--- begin DATA FOR THIS EXERCISE ---
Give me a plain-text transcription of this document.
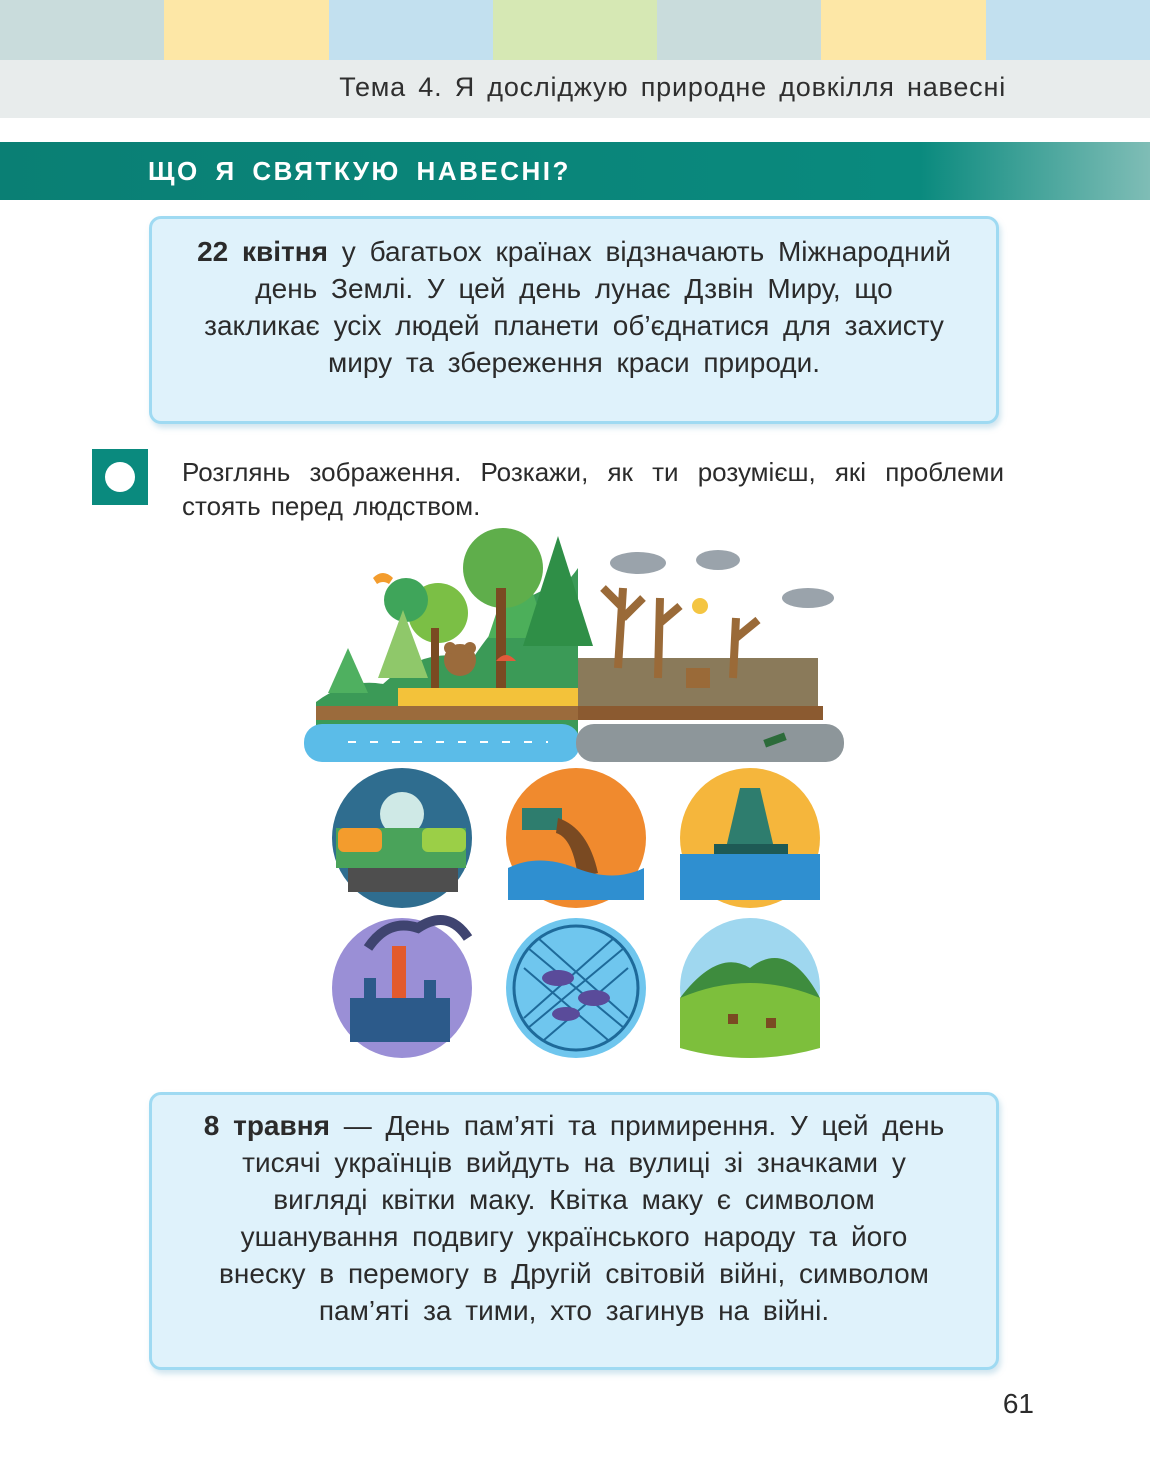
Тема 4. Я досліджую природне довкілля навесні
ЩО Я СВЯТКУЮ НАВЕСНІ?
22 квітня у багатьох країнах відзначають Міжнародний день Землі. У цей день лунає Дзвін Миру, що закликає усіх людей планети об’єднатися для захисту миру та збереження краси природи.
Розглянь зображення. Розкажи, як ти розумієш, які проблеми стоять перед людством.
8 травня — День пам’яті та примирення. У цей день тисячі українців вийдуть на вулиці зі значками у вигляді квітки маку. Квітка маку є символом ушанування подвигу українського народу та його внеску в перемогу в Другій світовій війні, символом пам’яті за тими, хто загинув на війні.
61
--- end DATA FOR THIS EXERCISE ---
--- begin DATA FOR THIS EXERCISE ---
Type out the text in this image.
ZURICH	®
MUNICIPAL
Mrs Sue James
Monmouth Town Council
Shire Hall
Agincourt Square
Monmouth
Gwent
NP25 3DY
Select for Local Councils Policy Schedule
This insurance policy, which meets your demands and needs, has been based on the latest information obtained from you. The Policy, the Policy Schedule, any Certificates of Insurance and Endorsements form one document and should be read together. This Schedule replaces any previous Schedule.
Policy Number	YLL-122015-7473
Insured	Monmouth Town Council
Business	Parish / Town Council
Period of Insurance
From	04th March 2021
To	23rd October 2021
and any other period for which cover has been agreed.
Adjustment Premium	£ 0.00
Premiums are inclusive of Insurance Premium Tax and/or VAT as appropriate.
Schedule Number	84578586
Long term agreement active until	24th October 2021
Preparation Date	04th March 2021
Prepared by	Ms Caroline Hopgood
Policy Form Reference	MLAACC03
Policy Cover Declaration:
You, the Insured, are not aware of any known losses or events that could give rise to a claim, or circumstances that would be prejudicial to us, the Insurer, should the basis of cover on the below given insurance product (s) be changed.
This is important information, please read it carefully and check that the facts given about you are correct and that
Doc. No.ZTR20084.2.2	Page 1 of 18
--- end DATA FOR THIS EXERCISE ---
EXERCISE DESCRIPTION: List each line in the listing that contains the string "which".

EXPECTED ANSWER:
This insurance policy, which meets your demands and needs, has been based on the latest information obtained from you. The Policy, the Policy Schedule, any Certificates of Insurance and Endorsements form one document and should be read together. This Schedule replaces any previous Schedule.
and any other period for which cover has been agreed.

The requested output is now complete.